I've searched everywhere but can't seem to find this info and it's not listed (as far as I can tell) in the MS documentation for CONVERT.
Given the Date/Time/Offset: 1997-12-31 14:53:00.123 +04:30
It's easy to cast it to datetimeoffset(3) as CONVERT( datetimeoffset(3), '1997-12-31 14:53:00.123 +04:30' )
But converting it from a datetimeoffset(3) back to text isn't as simple.
DECLARE @DateTimeOffset datetimeoffset(3) = '1997-12-31 14:53:00.123 +04:30';
DECLARE @StringDTO varchar(255) = CONVERT( nvarchar, @DateTimeOffset, 121 );
SELECT @StringDTO;
The two closest styles I could find were 121 and 127:
121 returns 1997-12-31 14:53:00.1230000 +0 which is missing the actual TimeZone value127 returns 1997-12-31T10:23:00.1230000Z which is converting everything to Zulu time.Does anyone know the conversion style for yyyy-mm-dd hh:mi:ss.fff +zz:zz / 1997-12-31 14:53:00.123 +04:30 please?
I can easily roll my own function but wanted to confirm there wasn't an existing function already in SQL Server before I did that.
Much appreciated.
Thats weird because style 121 works for me. However you can always try format e.g.
DECLARE @DateTimeOffset datetimeoffset(3) = '1997-12-31 14:53:00.123 +04:30';
SELECT
CONVERT(NVARCHAR, @DateTimeOffset, 121)
, FORMAT(@DateTimeOffset, 'yyyy-MM-dd HH:mm:ss.fff zzz');
Convert performs better though, so use it if you can.
However looking further at your data the issue lies in the fact that you must actually be using datetimeoffset(6) to have your fractions of a second to 6 decimal places. And at that point you overrun the default nvarchar length of 30.
So specifying a size resolves that.
DECLARE @DateTimeOffset datetimeoffset(6) = '1997-12-31 14:53:00.123 +04:30';
SELECT
CONVERT(NVARCHAR(255), @DateTimeOffset, 121)
, FORMAT(@DateTimeOffset, 'yyyy-MM-dd HH:mm:ss.fff zzz');
Of course its best practice to always define the length of a string in SQL Server.

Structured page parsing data
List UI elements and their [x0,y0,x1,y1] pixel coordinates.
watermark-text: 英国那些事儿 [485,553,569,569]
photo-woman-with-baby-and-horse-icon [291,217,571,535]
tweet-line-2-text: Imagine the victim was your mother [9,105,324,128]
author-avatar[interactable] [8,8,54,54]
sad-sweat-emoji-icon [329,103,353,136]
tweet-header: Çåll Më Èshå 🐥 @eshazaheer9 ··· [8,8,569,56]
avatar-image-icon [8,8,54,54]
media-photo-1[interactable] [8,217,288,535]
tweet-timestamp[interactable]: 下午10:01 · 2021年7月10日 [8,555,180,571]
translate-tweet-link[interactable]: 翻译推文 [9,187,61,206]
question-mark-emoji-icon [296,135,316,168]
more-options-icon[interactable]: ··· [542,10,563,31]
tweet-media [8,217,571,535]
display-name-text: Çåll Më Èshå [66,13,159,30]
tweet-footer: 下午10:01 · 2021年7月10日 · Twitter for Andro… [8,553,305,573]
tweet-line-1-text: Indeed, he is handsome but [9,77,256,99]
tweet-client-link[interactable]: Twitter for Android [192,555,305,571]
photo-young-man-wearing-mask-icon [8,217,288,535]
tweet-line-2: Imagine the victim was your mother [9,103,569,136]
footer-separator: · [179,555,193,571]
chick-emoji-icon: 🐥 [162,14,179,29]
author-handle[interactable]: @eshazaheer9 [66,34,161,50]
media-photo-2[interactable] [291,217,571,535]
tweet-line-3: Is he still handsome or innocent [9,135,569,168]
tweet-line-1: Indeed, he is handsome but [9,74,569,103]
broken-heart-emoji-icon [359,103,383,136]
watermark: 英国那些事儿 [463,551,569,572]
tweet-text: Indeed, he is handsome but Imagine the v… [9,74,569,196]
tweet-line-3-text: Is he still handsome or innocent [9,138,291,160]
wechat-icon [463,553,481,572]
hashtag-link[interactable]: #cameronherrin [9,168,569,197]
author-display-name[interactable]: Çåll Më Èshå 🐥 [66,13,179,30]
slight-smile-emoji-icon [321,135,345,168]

Questions
a) In the SQL Server date conversion discussion, what is the default nvarchar length that the answer says gets overrun?
b) List every distinct data type that appears in a DECLARE statement in the SQL Server date conversion discussion.

Responses to the exercise
a) 30

b) datetimeoffset(3), varchar(255), datetimeoffset(6)